** Opening Input material block **

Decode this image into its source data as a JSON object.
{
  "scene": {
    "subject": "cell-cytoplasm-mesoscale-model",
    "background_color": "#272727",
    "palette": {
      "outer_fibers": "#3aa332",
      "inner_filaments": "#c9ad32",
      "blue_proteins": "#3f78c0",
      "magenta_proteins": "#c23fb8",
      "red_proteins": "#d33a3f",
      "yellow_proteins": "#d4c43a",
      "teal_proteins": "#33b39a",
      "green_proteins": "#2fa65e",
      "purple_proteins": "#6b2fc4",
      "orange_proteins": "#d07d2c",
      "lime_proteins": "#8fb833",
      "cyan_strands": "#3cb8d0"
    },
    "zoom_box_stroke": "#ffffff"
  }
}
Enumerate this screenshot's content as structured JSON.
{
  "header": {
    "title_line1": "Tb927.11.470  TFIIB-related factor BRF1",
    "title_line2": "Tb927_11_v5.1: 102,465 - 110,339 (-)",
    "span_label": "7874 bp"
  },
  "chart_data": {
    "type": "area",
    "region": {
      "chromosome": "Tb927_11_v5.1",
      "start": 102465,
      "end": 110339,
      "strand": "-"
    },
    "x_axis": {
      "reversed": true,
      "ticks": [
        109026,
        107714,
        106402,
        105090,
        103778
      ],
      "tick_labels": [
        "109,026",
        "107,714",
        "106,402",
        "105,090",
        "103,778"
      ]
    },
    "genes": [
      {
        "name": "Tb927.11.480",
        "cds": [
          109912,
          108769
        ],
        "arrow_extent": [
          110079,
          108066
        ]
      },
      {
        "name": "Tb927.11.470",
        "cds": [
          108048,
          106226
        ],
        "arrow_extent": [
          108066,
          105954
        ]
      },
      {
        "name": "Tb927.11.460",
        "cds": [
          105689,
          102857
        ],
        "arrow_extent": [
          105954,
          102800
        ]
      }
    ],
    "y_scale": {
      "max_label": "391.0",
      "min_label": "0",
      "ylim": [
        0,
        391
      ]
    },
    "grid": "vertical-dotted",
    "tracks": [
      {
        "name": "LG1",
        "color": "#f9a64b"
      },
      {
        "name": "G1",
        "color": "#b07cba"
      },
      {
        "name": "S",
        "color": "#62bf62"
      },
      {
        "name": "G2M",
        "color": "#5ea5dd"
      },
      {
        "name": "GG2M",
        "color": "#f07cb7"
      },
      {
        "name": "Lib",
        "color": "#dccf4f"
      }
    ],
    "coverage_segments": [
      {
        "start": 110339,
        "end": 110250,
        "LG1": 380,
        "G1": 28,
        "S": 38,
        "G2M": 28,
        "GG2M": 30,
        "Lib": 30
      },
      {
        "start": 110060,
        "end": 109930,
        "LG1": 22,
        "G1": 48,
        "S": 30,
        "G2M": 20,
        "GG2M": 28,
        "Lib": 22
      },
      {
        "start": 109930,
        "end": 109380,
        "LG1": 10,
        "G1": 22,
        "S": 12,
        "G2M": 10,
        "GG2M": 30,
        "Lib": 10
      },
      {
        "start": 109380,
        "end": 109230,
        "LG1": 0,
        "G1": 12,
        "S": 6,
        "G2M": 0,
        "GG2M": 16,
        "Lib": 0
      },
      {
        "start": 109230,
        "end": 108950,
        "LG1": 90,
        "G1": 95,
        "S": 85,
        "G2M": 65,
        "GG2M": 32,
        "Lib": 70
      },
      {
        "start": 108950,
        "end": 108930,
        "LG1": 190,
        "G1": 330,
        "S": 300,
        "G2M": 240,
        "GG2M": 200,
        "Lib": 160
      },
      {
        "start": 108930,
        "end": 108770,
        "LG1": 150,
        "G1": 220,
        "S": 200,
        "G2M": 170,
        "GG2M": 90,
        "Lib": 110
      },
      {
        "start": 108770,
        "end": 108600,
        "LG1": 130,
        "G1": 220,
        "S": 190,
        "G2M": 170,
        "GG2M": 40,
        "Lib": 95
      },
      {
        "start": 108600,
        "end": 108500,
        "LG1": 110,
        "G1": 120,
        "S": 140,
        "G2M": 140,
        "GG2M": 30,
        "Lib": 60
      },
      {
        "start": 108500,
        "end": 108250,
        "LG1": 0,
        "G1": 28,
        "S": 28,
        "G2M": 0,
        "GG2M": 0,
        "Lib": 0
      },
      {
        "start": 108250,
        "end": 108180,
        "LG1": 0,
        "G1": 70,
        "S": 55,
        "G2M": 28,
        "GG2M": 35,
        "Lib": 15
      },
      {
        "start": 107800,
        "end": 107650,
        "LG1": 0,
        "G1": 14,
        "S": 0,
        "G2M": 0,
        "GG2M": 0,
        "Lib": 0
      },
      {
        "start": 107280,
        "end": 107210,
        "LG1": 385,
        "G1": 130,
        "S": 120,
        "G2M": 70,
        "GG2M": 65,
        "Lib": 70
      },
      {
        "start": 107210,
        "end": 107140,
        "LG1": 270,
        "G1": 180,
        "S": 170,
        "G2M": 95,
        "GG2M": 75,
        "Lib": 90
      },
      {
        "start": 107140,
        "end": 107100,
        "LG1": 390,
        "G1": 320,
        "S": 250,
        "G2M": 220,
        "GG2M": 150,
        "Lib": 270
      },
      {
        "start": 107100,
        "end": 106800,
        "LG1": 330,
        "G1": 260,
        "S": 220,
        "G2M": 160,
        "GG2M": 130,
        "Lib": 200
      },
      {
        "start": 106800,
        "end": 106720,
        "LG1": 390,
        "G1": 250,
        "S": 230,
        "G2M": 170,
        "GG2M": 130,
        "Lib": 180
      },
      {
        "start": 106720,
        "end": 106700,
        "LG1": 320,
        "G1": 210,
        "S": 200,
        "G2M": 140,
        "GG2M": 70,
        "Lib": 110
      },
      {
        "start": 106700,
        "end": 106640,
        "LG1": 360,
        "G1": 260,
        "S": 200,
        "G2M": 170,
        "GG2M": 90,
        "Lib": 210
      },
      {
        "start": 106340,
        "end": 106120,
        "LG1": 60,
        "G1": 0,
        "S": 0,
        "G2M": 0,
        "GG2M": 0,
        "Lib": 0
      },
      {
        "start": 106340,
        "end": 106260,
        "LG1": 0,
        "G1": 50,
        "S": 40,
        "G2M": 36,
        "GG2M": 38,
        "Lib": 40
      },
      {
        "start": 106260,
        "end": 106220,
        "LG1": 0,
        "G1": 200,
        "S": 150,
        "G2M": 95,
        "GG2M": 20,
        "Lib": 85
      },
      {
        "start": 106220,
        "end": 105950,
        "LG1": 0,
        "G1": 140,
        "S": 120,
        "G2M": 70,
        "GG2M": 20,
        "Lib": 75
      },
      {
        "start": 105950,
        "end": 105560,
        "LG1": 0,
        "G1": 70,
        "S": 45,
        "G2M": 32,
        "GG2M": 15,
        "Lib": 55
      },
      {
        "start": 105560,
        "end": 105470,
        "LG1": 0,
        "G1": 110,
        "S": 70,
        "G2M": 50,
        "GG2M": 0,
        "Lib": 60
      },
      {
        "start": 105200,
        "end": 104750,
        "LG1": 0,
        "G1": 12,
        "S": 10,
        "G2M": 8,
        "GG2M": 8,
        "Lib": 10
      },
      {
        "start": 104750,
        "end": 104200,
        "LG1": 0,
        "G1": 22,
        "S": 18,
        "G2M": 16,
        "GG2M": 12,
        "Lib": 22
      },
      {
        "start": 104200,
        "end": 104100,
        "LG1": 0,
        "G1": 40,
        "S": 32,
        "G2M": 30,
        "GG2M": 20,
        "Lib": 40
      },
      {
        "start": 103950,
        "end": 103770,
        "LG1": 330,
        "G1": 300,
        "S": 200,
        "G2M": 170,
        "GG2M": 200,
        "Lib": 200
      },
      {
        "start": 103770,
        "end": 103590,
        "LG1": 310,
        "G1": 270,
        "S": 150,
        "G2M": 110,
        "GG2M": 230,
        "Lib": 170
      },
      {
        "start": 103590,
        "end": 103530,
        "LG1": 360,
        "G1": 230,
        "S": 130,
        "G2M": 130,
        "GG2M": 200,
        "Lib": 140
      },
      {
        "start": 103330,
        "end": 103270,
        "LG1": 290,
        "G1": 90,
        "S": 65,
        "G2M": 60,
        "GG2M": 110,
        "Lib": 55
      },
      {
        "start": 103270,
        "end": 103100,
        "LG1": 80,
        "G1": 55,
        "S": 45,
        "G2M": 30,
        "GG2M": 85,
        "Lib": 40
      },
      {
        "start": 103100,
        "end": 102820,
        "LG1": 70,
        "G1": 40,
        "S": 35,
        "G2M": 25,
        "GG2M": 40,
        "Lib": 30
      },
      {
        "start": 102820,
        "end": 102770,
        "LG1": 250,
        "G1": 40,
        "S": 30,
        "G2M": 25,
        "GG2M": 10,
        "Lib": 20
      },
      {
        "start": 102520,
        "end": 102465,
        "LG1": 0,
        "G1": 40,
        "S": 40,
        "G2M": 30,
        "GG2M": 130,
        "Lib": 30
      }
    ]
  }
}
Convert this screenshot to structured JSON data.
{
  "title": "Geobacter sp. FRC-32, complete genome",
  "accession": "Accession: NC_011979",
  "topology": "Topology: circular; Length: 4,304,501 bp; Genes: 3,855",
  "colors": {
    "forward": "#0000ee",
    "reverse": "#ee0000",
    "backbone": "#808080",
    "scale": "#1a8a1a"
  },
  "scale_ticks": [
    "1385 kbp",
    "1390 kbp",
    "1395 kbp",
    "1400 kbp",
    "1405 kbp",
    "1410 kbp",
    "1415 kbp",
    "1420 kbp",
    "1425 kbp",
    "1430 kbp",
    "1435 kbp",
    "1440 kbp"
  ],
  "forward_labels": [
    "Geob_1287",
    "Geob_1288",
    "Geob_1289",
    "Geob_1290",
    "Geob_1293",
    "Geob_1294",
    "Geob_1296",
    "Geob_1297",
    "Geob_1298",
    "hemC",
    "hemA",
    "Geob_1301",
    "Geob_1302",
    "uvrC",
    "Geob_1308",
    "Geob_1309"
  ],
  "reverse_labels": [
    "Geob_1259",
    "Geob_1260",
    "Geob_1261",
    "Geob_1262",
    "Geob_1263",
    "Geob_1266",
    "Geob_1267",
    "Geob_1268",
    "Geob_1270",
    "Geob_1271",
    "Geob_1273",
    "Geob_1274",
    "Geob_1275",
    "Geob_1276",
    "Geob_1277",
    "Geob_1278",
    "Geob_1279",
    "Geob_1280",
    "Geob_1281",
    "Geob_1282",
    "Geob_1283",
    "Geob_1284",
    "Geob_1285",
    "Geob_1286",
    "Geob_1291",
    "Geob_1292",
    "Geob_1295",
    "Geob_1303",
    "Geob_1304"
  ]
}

** Closing Input material block **

» What the task requires: In the lines above, find each one with "screenshot" and list it.

» Written reply:
Enumerate this screenshot's content as structured JSON.
Convert this screenshot to structured JSON data.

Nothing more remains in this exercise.